Extrait choisi:
Atreyu – The Curse : La nuit des cendres et du sang (06.10.2025) [FR/EN]

La Machine du Moulin Rouge, Paris – 6 octobre 2025
Ce soir-là, Paris s’est vêtue d’une nuit particulièrement profonde. Devant La Machine du
Moulin Rouge, les silhouettes s’agglutinent comme des âmes appelées à un sinistre
dessein. Vingt ans (+1 !) après la sortie de The Curse, Atreyu revient exhumer le corps de
son célèbre album, non pour conjurer le sort qui nous a été jeté à l’époque, mais pour le
célébrer – comme on boit à la santé d’un fantôme qu’on a appris à aimer. Il est temps de
rouvrir cette plaie, que nous sommes beaucoup à porter dans notre chair, nos oreilles et
nos coeurs, depuis tant d’années. Article et photos par Aurélie Renault.

Prologue – L’ombre de Zero 9:36
Les lumières s’éteignent et il est temps pour les préparations du rituel. Des silhouettes
apparaissent dans la pénombre : celles des musiciens de Zero 9:36. Les premières notes
de “Underneath” provoquent une première brèche dans le silence glacial de la salle.

Extrait des données:
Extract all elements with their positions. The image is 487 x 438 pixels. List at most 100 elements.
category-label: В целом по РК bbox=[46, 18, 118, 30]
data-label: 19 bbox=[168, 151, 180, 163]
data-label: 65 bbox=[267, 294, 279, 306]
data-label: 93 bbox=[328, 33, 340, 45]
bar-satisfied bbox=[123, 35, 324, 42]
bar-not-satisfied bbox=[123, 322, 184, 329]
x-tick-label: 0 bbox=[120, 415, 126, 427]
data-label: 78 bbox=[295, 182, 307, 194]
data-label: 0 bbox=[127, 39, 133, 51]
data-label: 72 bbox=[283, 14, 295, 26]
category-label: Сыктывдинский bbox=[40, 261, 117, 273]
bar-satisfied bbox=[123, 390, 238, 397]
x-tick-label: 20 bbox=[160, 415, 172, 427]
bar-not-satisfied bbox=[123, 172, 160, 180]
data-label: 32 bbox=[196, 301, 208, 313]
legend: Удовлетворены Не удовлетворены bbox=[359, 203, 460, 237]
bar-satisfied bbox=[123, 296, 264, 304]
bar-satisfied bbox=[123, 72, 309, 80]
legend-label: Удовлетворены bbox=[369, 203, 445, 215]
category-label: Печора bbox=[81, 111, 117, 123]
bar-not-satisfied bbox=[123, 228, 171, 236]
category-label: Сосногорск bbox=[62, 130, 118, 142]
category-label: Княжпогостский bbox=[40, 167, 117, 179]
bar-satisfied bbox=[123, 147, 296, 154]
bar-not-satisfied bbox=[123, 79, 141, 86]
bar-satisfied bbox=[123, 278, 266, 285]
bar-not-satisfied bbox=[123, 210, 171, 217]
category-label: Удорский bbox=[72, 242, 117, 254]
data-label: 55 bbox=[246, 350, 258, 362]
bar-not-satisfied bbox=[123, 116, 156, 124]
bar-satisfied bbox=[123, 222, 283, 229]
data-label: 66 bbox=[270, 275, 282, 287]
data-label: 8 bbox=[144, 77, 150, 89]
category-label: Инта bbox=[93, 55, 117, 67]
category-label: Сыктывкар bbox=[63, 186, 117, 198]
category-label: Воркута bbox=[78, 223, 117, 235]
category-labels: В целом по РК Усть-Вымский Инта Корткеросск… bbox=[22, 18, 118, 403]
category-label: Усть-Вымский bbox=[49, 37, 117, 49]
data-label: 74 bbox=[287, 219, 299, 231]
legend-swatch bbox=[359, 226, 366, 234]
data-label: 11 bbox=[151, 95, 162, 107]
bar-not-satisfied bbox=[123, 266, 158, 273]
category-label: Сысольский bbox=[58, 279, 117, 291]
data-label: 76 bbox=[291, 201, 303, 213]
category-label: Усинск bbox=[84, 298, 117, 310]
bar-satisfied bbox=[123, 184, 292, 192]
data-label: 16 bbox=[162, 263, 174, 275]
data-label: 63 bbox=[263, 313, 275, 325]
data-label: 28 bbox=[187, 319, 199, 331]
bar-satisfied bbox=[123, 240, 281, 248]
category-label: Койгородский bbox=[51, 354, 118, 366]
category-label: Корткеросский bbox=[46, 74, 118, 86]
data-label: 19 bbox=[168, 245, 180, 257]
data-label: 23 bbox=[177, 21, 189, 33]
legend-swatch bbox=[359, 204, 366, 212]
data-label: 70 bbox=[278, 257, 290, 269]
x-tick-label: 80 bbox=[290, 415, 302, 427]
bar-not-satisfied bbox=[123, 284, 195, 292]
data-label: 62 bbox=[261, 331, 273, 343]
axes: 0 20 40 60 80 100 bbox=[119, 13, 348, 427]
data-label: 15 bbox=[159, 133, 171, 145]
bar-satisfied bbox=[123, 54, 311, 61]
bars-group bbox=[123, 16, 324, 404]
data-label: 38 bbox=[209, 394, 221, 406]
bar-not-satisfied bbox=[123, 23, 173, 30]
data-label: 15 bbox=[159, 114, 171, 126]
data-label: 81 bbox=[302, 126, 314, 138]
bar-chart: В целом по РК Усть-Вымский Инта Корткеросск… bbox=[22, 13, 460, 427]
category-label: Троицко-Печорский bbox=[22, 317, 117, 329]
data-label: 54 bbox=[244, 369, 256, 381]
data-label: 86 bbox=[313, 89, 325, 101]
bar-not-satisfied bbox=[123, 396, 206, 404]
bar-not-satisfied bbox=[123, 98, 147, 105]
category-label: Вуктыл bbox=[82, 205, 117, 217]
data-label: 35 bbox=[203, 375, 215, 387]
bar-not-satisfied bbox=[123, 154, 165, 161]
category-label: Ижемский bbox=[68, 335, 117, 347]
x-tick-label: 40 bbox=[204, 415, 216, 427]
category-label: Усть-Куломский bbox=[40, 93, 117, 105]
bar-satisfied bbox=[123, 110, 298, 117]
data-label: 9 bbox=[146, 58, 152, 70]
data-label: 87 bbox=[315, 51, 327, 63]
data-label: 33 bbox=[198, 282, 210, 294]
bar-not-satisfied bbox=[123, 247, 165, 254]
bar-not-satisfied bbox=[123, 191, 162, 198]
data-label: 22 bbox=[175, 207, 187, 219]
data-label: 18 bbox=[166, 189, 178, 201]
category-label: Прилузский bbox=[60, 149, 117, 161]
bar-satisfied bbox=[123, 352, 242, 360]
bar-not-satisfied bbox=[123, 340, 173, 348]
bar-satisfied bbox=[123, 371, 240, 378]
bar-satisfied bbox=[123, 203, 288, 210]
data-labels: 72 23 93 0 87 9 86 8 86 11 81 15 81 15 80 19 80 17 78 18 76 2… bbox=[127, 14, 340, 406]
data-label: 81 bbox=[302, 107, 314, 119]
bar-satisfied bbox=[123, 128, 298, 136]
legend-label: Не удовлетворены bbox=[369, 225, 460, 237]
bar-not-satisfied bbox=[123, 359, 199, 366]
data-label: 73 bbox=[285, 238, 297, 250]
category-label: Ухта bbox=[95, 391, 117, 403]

Exercices proposés:
1. Selon le compte rendu du concert d'Atreyu, quel morceau de Zero 9:36 rompt le premier le silence de la salle ?
2. Reprenez le compte rendu du concert d'Atreyu à la suite de sa dernière phrase.

Exercices corrigés:
1. « Underneath ».

2.
L’obscurité est encore présente, mais les musiciens nous montrent le passage grâce à la
lanterne de “Chasing Shadows”. Leurs accords entremêlés de rap, guitares saturées et
nappes électroniques résonnent comme une fissure dans le miroir de notre monde
intérieur : un miroir où nous pouvions entrevoir nos reflets distordus, écorchés. Nos
masques sociaux sont tombés pour laisser place à la réalité de nos êtres, sensibles,
vulnérables.

Leurs paroles, pleines de doutes, d’addictions, de douleurs, de lutte avec soi-même,
flottent dans la salle comme une vapeur morose qui caresse nos cicatrices communes.
La rage qui s’exprime dans les pulsations de beats hybrides et les lignes de basses
saturées provoquent un tremblement sous nos pas, et mobilise peu à peu la foule,
l’emportant dans sa danse macabre. Le public et le groupe valsent main dans la main au
rythme de “Until The Day I Die”. Le sol vibre, la tension monte, et les murs semblent peu
à peu s’échauffer. Nous prenons une vraie décharge d’“Adrenaline” avant que “The
End” ne clôture leur set.

Ils sont un superbe prélude à la tempête qui nous attend, une sorte de bruissement de
pages mortes avant que l’écrit maudit ne soit ouvert.
Quand les dernières notes se taisent, la Machine est prête.
Le livre va pouvoir s’ouvrir.

Acte I – Les premières incantations
Les lumières de notre cathédrale sonore s’éteignent, et la première note résonne comme
une clé sur une ancienne porte : “Blood Children”.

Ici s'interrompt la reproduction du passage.